Stated goal → Render the following material again verbatim, leaving nothing out.

Exercise inputs →
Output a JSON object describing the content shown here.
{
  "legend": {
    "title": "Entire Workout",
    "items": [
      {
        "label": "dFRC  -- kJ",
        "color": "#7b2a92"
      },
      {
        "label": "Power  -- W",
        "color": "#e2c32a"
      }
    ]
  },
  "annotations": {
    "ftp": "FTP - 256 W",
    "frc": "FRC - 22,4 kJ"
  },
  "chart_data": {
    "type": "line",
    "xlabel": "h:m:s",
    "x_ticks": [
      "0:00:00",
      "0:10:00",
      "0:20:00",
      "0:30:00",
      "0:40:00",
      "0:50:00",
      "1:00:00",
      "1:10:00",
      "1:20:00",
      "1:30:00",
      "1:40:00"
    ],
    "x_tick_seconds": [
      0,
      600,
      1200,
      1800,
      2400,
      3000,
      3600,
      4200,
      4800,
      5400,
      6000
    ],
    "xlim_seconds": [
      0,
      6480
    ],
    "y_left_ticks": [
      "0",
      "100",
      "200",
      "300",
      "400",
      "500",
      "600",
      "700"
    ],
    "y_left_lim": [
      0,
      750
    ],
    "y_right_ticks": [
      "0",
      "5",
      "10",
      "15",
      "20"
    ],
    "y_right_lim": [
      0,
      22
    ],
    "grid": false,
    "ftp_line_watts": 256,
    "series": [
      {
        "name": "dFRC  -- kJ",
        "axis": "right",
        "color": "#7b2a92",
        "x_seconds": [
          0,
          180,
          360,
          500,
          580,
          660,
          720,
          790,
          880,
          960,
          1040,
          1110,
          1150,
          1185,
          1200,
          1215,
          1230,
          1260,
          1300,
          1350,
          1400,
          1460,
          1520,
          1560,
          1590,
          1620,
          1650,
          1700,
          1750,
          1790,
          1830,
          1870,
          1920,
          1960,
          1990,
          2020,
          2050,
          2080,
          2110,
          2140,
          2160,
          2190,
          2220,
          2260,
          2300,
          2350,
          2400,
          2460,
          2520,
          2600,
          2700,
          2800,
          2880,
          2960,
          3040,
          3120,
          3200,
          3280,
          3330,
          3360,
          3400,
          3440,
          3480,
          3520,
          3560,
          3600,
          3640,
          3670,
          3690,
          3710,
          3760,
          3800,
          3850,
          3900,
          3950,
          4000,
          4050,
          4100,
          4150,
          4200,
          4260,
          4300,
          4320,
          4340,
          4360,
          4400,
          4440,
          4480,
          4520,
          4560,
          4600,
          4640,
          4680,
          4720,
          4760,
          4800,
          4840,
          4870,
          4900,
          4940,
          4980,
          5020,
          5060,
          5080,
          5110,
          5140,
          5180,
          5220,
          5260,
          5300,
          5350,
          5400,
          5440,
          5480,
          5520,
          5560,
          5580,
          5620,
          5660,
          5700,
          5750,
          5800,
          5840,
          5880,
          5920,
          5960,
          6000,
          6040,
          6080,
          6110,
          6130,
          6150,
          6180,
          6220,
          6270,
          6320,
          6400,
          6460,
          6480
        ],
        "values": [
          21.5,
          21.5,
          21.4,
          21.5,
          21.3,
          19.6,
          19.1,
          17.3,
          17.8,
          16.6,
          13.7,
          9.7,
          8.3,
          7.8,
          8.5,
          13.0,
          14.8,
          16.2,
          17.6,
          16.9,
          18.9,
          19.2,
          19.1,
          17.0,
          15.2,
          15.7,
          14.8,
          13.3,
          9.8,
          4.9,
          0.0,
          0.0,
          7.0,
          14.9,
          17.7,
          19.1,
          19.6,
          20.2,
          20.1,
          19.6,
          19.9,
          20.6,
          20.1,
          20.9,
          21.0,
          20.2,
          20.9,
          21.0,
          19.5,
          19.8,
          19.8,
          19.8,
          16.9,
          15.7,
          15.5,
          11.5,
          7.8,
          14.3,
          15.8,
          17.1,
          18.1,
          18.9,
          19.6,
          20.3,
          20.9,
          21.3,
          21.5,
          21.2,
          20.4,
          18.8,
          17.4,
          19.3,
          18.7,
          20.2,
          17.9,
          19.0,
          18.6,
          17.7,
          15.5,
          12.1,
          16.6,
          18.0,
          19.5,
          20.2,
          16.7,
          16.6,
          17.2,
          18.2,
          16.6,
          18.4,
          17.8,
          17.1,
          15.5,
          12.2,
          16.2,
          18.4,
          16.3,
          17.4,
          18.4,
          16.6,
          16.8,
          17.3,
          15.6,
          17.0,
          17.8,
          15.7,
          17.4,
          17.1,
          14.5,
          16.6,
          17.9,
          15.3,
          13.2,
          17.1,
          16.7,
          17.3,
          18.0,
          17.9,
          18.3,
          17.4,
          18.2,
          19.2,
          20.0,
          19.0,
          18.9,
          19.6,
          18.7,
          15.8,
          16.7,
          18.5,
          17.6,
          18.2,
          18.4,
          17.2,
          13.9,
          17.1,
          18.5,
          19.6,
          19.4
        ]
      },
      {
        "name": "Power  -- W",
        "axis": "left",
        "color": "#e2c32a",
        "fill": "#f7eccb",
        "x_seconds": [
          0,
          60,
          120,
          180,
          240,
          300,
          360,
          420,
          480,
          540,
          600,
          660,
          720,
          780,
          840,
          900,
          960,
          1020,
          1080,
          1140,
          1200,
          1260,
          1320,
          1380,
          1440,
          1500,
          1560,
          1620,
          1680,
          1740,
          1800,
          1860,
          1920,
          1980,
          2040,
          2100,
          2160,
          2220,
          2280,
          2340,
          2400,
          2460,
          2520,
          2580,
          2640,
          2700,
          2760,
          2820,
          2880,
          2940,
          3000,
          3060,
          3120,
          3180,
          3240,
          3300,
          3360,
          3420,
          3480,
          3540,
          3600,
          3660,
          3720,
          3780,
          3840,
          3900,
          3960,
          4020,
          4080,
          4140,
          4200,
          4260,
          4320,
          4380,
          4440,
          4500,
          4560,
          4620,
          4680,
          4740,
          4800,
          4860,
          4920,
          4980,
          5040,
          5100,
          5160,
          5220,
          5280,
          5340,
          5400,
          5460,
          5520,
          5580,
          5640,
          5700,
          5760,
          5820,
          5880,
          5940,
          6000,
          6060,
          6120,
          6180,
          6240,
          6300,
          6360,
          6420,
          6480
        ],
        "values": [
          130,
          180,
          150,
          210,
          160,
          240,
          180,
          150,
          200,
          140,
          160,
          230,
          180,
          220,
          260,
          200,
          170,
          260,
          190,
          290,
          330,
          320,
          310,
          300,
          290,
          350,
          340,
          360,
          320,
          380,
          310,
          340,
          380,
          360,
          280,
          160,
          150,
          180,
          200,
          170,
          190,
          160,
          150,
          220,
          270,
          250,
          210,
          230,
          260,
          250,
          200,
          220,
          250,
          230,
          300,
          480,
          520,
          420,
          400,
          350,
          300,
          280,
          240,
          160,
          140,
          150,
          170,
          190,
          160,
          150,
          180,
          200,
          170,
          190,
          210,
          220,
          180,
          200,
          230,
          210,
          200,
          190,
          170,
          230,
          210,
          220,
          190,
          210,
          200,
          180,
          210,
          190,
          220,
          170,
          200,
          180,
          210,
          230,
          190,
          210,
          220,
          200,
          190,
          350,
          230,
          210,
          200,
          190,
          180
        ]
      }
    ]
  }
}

Exercise output →
Output a JSON object describing the content shown here.
{
  "legend": {
    "title": "Entire Workout",
    "items": [
      {
        "label": "dFRC  -- kJ",
        "color": "#7b2a92"
      },
      {
        "label": "Power  -- W",
        "color": "#e2c32a"
      }
    ]
  },
  "annotations": {
    "ftp": "FTP - 256 W",
    "frc": "FRC - 22,4 kJ"
  },
  "chart_data": {
    "type": "line",
    "xlabel": "h:m:s",
    "x_ticks": [
      "0:00:00",
      "0:10:00",
      "0:20:00",
      "0:30:00",
      "0:40:00",
      "0:50:00",
      "1:00:00",
      "1:10:00",
      "1:20:00",
      "1:30:00",
      "1:40:00"
    ],
    "x_tick_seconds": [
      0,
      600,
      1200,
      1800,
      2400,
      3000,
      3600,
      4200,
      4800,
      5400,
      6000
    ],
    "xlim_seconds": [
      0,
      6480
    ],
    "y_left_ticks": [
      "0",
      "100",
      "200",
      "300",
      "400",
      "500",
      "600",
      "700"
    ],
    "y_left_lim": [
      0,
      750
    ],
    "y_right_ticks": [
      "0",
      "5",
      "10",
      "15",
      "20"
    ],
    "y_right_lim": [
      0,
      22
    ],
    "grid": false,
    "ftp_line_watts": 256,
    "series": [
      {
        "name": "dFRC  -- kJ",
        "axis": "right",
        "color": "#7b2a92",
        "x_seconds": [
          0,
          180,
          360,
          500,
          580,
          660,
          720,
          790,
          880,
          960,
          1040,
          1110,
          1150,
          1185,
          1200,
          1215,
          1230,
          1260,
          1300,
          1350,
          1400,
          1460,
          1520,
          1560,
          1590,
          1620,
          1650,
          1700,
          1750,
          1790,
          1830,
          1870,
          1920,
          1960,
          1990,
          2020,
          2050,
          2080,
          2110,
          2140,
          2160,
          2190,
          2220,
          2260,
          2300,
          2350,
          2400,
          2460,
          2520,
          2600,
          2700,
          2800,
          2880,
          2960,
          3040,
          3120,
          3200,
          3280,
          3330,
          3360,
          3400,
          3440,
          3480,
          3520,
          3560,
          3600,
          3640,
          3670,
          3690,
          3710,
          3760,
          3800,
          3850,
          3900,
          3950,
          4000,
          4050,
          4100,
          4150,
          4200,
          4260,
          4300,
          4320,
          4340,
          4360,
          4400,
          4440,
          4480,
          4520,
          4560,
          4600,
          4640,
          4680,
          4720,
          4760,
          4800,
          4840,
          4870,
          4900,
          4940,
          4980,
          5020,
          5060,
          5080,
          5110,
          5140,
          5180,
          5220,
          5260,
          5300,
          5350,
          5400,
          5440,
          5480,
          5520,
          5560,
          5580,
          5620,
          5660,
          5700,
          5750,
          5800,
          5840,
          5880,
          5920,
          5960,
          6000,
          6040,
          6080,
          6110,
          6130,
          6150,
          6180,
          6220,
          6270,
          6320,
          6400,
          6460,
          6480
        ],
        "values": [
          21.5,
          21.5,
          21.4,
          21.5,
          21.3,
          19.6,
          19.1,
          17.3,
          17.8,
          16.6,
          13.7,
          9.7,
          8.3,
          7.8,
          8.5,
          13.0,
          14.8,
          16.2,
          17.6,
          16.9,
          18.9,
          19.2,
          19.1,
          17.0,
          15.2,
          15.7,
          14.8,
          13.3,
          9.8,
          4.9,
          0.0,
          0.0,
          7.0,
          14.9,
          17.7,
          19.1,
          19.6,
          20.2,
          20.1,
          19.6,
          19.9,
          20.6,
          20.1,
          20.9,
          21.0,
          20.2,
          20.9,
          21.0,
          19.5,
          19.8,
          19.8,
          19.8,
          16.9,
          15.7,
          15.5,
          11.5,
          7.8,
          14.3,
          15.8,
          17.1,
          18.1,
          18.9,
          19.6,
          20.3,
          20.9,
          21.3,
          21.5,
          21.2,
          20.4,
          18.8,
          17.4,
          19.3,
          18.7,
          20.2,
          17.9,
          19.0,
          18.6,
          17.7,
          15.5,
          12.1,
          16.6,
          18.0,
          19.5,
          20.2,
          16.7,
          16.6,
          17.2,
          18.2,
          16.6,
          18.4,
          17.8,
          17.1,
          15.5,
          12.2,
          16.2,
          18.4,
          16.3,
          17.4,
          18.4,
          16.6,
          16.8,
          17.3,
          15.6,
          17.0,
          17.8,
          15.7,
          17.4,
          17.1,
          14.5,
          16.6,
          17.9,
          15.3,
          13.2,
          17.1,
          16.7,
          17.3,
          18.0,
          17.9,
          18.3,
          17.4,
          18.2,
          19.2,
          20.0,
          19.0,
          18.9,
          19.6,
          18.7,
          15.8,
          16.7,
          18.5,
          17.6,
          18.2,
          18.4,
          17.2,
          13.9,
          17.1,
          18.5,
          19.6,
          19.4
        ]
      },
      {
        "name": "Power  -- W",
        "axis": "left",
        "color": "#e2c32a",
        "fill": "#f7eccb",
        "x_seconds": [
          0,
          60,
          120,
          180,
          240,
          300,
          360,
          420,
          480,
          540,
          600,
          660,
          720,
          780,
          840,
          900,
          960,
          1020,
          1080,
          1140,
          1200,
          1260,
          1320,
          1380,
          1440,
          1500,
          1560,
          1620,
          1680,
          1740,
          1800,
          1860,
          1920,
          1980,
          2040,
          2100,
          2160,
          2220,
          2280,
          2340,
          2400,
          2460,
          2520,
          2580,
          2640,
          2700,
          2760,
          2820,
          2880,
          2940,
          3000,
          3060,
          3120,
          3180,
          3240,
          3300,
          3360,
          3420,
          3480,
          3540,
          3600,
          3660,
          3720,
          3780,
          3840,
          3900,
          3960,
          4020,
          4080,
          4140,
          4200,
          4260,
          4320,
          4380,
          4440,
          4500,
          4560,
          4620,
          4680,
          4740,
          4800,
          4860,
          4920,
          4980,
          5040,
          5100,
          5160,
          5220,
          5280,
          5340,
          5400,
          5460,
          5520,
          5580,
          5640,
          5700,
          5760,
          5820,
          5880,
          5940,
          6000,
          6060,
          6120,
          6180,
          6240,
          6300,
          6360,
          6420,
          6480
        ],
        "values": [
          130,
          180,
          150,
          210,
          160,
          240,
          180,
          150,
          200,
          140,
          160,
          230,
          180,
          220,
          260,
          200,
          170,
          260,
          190,
          290,
          330,
          320,
          310,
          300,
          290,
          350,
          340,
          360,
          320,
          380,
          310,
          340,
          380,
          360,
          280,
          160,
          150,
          180,
          200,
          170,
          190,
          160,
          150,
          220,
          270,
          250,
          210,
          230,
          260,
          250,
          200,
          220,
          250,
          230,
          300,
          480,
          520,
          420,
          400,
          350,
          300,
          280,
          240,
          160,
          140,
          150,
          170,
          190,
          160,
          150,
          180,
          200,
          170,
          190,
          210,
          220,
          180,
          200,
          230,
          210,
          200,
          190,
          170,
          230,
          210,
          220,
          190,
          210,
          200,
          180,
          210,
          190,
          220,
          170,
          200,
          180,
          210,
          230,
          190,
          210,
          220,
          200,
          190,
          350,
          230,
          210,
          200,
          190,
          180
        ]
      }
    ]
  }
}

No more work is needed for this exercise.